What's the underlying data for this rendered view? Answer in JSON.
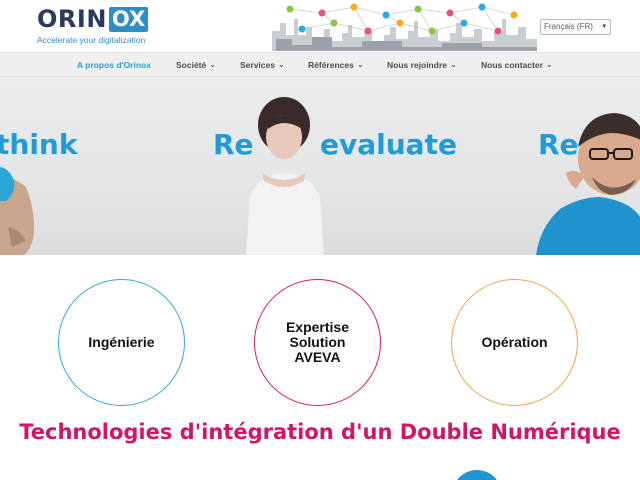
{
  "header": {
    "logo_word_left": "ORIN",
    "logo_word_right": "OX",
    "logo_tagline": "Accelerate your digitalization",
    "language": "Français (FR)"
  },
  "nav": {
    "items": [
      {
        "label": "A propos d'Orinox",
        "dropdown": false,
        "active": true
      },
      {
        "label": "Société",
        "dropdown": true,
        "active": false
      },
      {
        "label": "Services",
        "dropdown": true,
        "active": false
      },
      {
        "label": "Références",
        "dropdown": true,
        "active": false
      },
      {
        "label": "Nous rejoindre",
        "dropdown": true,
        "active": false
      },
      {
        "label": "Nous contacter",
        "dropdown": true,
        "active": false
      }
    ],
    "chevron": "⌄"
  },
  "hero": {
    "words": [
      "think",
      "Re",
      "evaluate",
      "Re"
    ]
  },
  "services": [
    {
      "label": "Ingénierie",
      "color": "#31a8db"
    },
    {
      "label": "Expertise\nSolution\nAVEVA",
      "color": "#d81b72"
    },
    {
      "label": "Opération",
      "color": "#f0a44a"
    }
  ],
  "section_title": "Technologies d'intégration d'un Double Numérique",
  "colors": {
    "brand_blue": "#2a8fc9",
    "brand_navy": "#2a3a5c",
    "accent_pink": "#d0166b",
    "hero_blue": "#1f9bd8"
  }
}
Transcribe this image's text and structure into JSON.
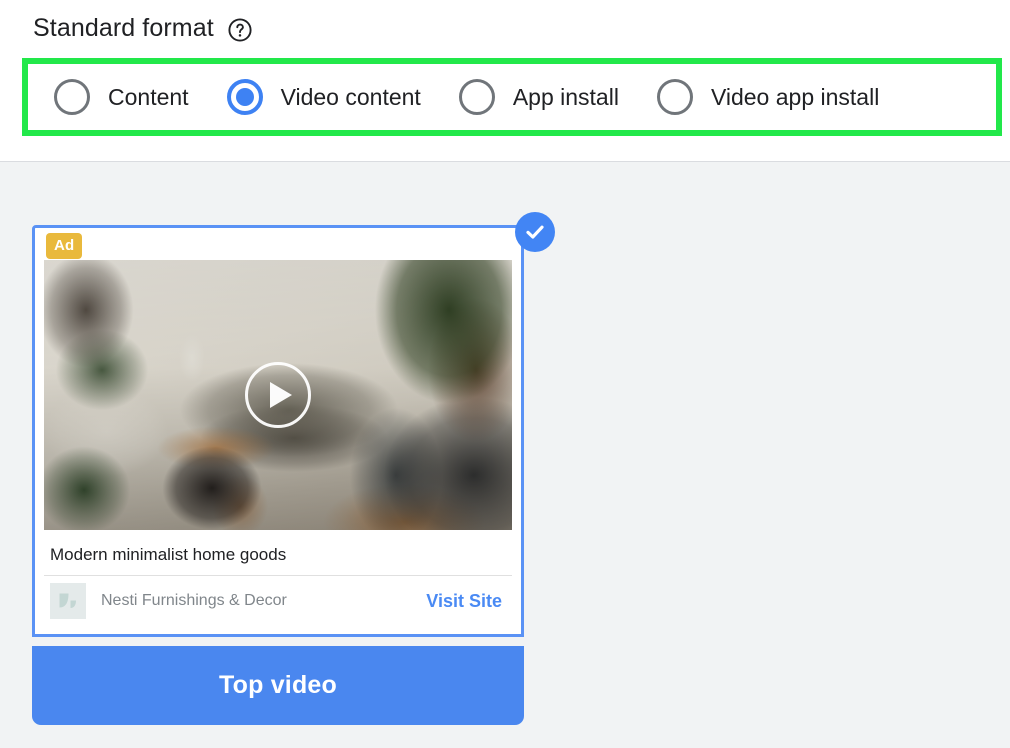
{
  "header": {
    "title": "Standard format",
    "help_icon": "help-circle-icon"
  },
  "format_options": {
    "selected": "Video content",
    "items": [
      {
        "label": "Content",
        "selected": false
      },
      {
        "label": "Video content",
        "selected": true
      },
      {
        "label": "App install",
        "selected": false
      },
      {
        "label": "Video app install",
        "selected": false
      }
    ]
  },
  "highlight": {
    "color": "#22e84a"
  },
  "ad_preview": {
    "selected": true,
    "check_icon": "check-circle-icon",
    "ad_badge": "Ad",
    "ad_badge_color": "#e9b93c",
    "media": {
      "type": "video-thumbnail",
      "play_icon": "play-button-icon",
      "alt": "Living room interior with couch, plants and bookshelf"
    },
    "headline": "Modern minimalist home goods",
    "advertiser_logo_icon": "image-placeholder-icon",
    "advertiser": "Nesti Furnishings & Decor",
    "cta": "Visit Site",
    "cta_color": "#4a8af4",
    "label_bar": {
      "text": "Top video",
      "color": "#4a87ef"
    }
  }
}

= TASK PROMPT =
Work out how many lines of the listing above include "circle". Answer with the number and nothing more.

= THE RESPONSE =
2